Request –
Count every line that includes the string "role" in the entries that follow. Nothing besides the number is needed.

::: Source data :::

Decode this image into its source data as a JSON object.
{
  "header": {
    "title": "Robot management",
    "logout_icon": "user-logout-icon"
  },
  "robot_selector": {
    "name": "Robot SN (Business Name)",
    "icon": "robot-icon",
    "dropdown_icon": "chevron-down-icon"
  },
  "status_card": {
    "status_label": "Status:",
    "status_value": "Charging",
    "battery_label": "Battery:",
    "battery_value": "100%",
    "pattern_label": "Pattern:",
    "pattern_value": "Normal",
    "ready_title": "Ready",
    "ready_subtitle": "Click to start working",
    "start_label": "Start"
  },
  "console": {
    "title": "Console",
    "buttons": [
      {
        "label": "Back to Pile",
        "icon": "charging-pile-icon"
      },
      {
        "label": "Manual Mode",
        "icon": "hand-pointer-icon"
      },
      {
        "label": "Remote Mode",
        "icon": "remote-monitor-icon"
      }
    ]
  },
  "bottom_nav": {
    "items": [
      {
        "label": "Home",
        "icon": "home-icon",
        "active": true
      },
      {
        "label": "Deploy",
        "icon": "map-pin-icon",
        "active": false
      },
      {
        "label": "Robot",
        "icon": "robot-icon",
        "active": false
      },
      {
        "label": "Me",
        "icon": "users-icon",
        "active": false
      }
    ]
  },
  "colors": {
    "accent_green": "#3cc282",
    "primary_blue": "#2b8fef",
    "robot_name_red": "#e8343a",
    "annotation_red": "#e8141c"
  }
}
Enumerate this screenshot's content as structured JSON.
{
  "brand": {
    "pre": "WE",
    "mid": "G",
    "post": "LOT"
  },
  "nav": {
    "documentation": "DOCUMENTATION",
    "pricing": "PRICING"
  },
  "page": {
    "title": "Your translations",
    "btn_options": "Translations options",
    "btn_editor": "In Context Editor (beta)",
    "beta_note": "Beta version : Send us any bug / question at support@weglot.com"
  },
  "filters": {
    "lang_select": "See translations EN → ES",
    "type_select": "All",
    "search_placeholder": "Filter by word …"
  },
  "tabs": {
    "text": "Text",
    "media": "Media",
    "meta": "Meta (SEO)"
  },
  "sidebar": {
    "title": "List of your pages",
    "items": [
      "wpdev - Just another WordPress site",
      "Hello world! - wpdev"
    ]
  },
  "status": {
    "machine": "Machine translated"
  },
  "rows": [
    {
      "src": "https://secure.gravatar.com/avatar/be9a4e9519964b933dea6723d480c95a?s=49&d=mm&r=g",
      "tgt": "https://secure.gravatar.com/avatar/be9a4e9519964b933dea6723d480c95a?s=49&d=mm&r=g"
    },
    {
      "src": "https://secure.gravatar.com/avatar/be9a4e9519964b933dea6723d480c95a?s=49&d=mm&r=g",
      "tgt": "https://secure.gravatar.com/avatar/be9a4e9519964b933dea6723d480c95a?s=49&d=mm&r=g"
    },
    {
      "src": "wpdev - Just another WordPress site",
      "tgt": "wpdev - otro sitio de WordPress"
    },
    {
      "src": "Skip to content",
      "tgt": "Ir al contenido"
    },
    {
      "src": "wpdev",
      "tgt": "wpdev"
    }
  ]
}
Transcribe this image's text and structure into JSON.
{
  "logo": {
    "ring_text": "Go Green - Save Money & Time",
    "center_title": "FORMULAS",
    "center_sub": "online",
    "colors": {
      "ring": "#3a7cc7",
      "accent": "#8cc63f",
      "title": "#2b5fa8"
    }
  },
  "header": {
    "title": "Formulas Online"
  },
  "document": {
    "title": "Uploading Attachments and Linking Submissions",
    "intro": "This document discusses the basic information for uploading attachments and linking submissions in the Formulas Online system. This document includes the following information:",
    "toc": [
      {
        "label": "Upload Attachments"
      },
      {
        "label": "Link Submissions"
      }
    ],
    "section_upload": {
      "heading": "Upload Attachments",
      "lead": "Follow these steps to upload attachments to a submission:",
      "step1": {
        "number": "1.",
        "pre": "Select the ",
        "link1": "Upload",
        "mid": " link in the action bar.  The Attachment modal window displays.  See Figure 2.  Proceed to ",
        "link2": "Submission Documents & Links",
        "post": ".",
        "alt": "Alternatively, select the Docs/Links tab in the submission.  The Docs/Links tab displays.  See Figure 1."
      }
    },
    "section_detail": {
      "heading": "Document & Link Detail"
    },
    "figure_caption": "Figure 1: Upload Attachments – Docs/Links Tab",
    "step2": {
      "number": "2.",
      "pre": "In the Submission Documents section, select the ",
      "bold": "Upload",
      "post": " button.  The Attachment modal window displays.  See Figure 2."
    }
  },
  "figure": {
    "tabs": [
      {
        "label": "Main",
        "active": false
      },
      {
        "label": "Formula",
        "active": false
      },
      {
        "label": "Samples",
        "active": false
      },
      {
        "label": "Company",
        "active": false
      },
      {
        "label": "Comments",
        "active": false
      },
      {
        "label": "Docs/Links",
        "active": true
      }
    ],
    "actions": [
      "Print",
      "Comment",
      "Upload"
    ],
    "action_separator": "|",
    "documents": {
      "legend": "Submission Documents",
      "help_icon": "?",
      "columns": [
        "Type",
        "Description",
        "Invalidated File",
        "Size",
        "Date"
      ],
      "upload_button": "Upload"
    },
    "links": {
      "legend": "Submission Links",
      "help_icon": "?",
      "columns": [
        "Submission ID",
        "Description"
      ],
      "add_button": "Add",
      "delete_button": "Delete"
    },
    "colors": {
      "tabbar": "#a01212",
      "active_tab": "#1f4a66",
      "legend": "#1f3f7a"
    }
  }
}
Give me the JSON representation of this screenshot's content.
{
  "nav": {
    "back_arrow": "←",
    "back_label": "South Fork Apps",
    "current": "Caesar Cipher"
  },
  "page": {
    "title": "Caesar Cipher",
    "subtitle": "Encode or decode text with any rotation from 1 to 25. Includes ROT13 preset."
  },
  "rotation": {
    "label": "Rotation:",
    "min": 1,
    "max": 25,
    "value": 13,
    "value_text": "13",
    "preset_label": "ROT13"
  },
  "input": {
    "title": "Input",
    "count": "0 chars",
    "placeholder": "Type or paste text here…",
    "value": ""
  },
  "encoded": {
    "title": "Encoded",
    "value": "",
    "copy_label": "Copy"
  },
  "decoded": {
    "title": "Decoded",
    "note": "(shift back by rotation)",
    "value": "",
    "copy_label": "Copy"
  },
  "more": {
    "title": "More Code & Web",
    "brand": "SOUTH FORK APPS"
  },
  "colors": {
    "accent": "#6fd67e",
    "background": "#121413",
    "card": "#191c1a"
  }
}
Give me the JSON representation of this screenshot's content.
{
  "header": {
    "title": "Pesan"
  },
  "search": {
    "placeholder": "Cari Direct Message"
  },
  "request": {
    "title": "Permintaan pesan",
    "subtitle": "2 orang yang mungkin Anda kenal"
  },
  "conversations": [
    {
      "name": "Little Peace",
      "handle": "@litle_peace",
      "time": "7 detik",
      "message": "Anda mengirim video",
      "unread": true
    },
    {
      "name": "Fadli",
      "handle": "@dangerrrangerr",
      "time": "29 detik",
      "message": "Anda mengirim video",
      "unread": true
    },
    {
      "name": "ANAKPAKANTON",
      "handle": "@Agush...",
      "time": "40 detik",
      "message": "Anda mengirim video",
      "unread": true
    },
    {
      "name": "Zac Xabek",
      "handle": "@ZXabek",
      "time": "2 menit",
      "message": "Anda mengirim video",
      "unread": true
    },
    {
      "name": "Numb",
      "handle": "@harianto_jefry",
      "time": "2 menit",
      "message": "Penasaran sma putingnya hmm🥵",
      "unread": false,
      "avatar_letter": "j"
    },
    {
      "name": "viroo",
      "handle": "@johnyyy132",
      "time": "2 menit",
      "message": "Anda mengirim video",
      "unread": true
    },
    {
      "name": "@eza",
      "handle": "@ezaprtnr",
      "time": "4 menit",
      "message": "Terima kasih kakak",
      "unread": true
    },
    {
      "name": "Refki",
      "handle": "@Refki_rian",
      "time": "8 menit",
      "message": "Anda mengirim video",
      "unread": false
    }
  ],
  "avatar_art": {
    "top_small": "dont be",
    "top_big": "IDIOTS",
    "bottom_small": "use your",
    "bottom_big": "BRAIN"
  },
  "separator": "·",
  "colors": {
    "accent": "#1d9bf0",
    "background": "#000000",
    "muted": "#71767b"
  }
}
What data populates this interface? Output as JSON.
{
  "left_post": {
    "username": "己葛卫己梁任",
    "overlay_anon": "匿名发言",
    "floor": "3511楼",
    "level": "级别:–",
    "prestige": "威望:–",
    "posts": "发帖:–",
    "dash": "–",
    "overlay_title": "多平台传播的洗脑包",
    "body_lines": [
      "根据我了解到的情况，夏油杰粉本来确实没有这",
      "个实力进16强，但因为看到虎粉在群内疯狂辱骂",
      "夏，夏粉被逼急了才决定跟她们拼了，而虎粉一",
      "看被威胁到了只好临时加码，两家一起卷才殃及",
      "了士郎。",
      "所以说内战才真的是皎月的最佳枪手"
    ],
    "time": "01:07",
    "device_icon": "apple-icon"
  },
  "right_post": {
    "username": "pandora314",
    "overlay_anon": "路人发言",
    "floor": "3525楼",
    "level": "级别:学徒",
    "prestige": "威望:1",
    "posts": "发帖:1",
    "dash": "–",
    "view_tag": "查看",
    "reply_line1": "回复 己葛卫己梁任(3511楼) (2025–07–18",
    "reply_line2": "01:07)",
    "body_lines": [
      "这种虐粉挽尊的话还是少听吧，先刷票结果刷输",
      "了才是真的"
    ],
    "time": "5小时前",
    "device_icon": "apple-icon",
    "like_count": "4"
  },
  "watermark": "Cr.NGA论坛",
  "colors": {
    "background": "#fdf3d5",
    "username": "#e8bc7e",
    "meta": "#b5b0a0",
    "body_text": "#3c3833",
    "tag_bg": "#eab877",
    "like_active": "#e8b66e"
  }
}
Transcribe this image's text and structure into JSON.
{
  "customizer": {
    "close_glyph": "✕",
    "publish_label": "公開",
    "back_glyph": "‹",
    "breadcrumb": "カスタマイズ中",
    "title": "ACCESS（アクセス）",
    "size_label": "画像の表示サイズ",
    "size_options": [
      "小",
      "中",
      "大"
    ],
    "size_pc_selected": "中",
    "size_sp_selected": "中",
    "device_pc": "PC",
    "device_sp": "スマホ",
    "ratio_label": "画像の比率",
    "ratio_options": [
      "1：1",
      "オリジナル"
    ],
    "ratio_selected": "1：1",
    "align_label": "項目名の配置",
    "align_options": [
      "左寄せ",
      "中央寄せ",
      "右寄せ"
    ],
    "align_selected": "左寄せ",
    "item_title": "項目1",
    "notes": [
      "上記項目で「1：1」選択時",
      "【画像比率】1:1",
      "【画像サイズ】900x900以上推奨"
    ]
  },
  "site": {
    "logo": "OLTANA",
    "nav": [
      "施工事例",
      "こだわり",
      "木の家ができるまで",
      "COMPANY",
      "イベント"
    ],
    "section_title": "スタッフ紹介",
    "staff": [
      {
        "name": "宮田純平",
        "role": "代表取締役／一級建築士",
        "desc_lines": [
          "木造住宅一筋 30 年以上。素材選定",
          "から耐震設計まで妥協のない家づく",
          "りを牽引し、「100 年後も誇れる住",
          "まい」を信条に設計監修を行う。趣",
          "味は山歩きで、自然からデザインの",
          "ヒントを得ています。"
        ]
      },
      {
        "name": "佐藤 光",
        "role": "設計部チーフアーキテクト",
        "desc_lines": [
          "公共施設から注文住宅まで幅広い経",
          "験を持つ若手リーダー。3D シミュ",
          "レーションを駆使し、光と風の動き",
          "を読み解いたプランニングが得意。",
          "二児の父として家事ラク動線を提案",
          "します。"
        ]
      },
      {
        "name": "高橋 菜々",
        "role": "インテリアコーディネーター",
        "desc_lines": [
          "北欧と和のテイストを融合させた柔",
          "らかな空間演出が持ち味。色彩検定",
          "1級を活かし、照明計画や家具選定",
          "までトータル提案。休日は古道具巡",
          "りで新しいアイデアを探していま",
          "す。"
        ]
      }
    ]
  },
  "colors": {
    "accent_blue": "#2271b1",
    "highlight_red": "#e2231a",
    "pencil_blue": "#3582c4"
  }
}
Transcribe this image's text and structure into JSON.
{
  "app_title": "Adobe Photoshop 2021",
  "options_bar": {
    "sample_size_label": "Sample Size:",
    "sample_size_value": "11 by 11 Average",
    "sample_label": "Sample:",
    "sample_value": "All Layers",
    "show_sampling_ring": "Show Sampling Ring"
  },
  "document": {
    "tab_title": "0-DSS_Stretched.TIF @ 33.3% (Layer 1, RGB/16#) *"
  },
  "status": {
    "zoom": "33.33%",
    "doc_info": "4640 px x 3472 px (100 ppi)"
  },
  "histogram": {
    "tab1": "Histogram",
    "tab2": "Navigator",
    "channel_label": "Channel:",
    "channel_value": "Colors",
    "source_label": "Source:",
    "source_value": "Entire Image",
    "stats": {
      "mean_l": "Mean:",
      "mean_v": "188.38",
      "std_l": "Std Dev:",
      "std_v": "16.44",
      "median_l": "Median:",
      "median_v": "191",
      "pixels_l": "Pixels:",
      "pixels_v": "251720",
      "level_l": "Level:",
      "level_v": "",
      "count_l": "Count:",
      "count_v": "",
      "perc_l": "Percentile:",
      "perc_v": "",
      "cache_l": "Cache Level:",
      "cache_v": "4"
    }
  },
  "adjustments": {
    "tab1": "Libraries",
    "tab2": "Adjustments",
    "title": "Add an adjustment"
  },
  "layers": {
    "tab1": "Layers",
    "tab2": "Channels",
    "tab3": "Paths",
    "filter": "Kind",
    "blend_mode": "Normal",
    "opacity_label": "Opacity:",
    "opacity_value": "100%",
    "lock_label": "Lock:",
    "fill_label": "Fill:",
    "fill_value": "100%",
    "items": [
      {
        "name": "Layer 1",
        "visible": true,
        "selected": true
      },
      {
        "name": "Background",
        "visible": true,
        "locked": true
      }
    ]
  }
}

:::

Written solution –
3